PROBLEM DETAILS:
Copy each line exactly.

------ TASK INPUT

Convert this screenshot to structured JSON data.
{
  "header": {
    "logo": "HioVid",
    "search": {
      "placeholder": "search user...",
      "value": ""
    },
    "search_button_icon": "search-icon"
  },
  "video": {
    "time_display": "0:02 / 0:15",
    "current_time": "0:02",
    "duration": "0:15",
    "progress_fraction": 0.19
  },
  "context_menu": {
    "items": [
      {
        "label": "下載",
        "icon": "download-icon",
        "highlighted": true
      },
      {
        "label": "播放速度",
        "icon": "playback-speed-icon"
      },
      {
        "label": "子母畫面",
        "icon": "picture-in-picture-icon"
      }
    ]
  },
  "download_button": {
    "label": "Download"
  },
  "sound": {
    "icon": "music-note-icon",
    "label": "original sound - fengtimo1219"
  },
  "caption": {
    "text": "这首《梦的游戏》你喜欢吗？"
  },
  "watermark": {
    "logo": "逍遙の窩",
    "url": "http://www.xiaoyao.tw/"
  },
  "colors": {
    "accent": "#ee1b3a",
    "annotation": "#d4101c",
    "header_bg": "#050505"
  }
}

------------

RESPONSE TO THE EXERCISE:
Convert this screenshot to structured JSON data.
{
  "header": {
    "logo": "HioVid",
    "search": {
      "placeholder": "search user...",
      "value": ""
    },
    "search_button_icon": "search-icon"
  },
  "video": {
    "time_display": "0:02 / 0:15",
    "current_time": "0:02",
    "duration": "0:15",
    "progress_fraction": 0.19
  },
  "context_menu": {
    "items": [
      {
        "label": "下載",
        "icon": "download-icon",
        "highlighted": true
      },
      {
        "label": "播放速度",
        "icon": "playback-speed-icon"
      },
      {
        "label": "子母畫面",
        "icon": "picture-in-picture-icon"
      }
    ]
  },
  "download_button": {
    "label": "Download"
  },
  "sound": {
    "icon": "music-note-icon",
    "label": "original sound - fengtimo1219"
  },
  "caption": {
    "text": "这首《梦的游戏》你喜欢吗？"
  },
  "watermark": {
    "logo": "逍遙の窩",
    "url": "http://www.xiaoyao.tw/"
  },
  "colors": {
    "accent": "#ee1b3a",
    "annotation": "#d4101c",
    "header_bg": "#050505"
  }
}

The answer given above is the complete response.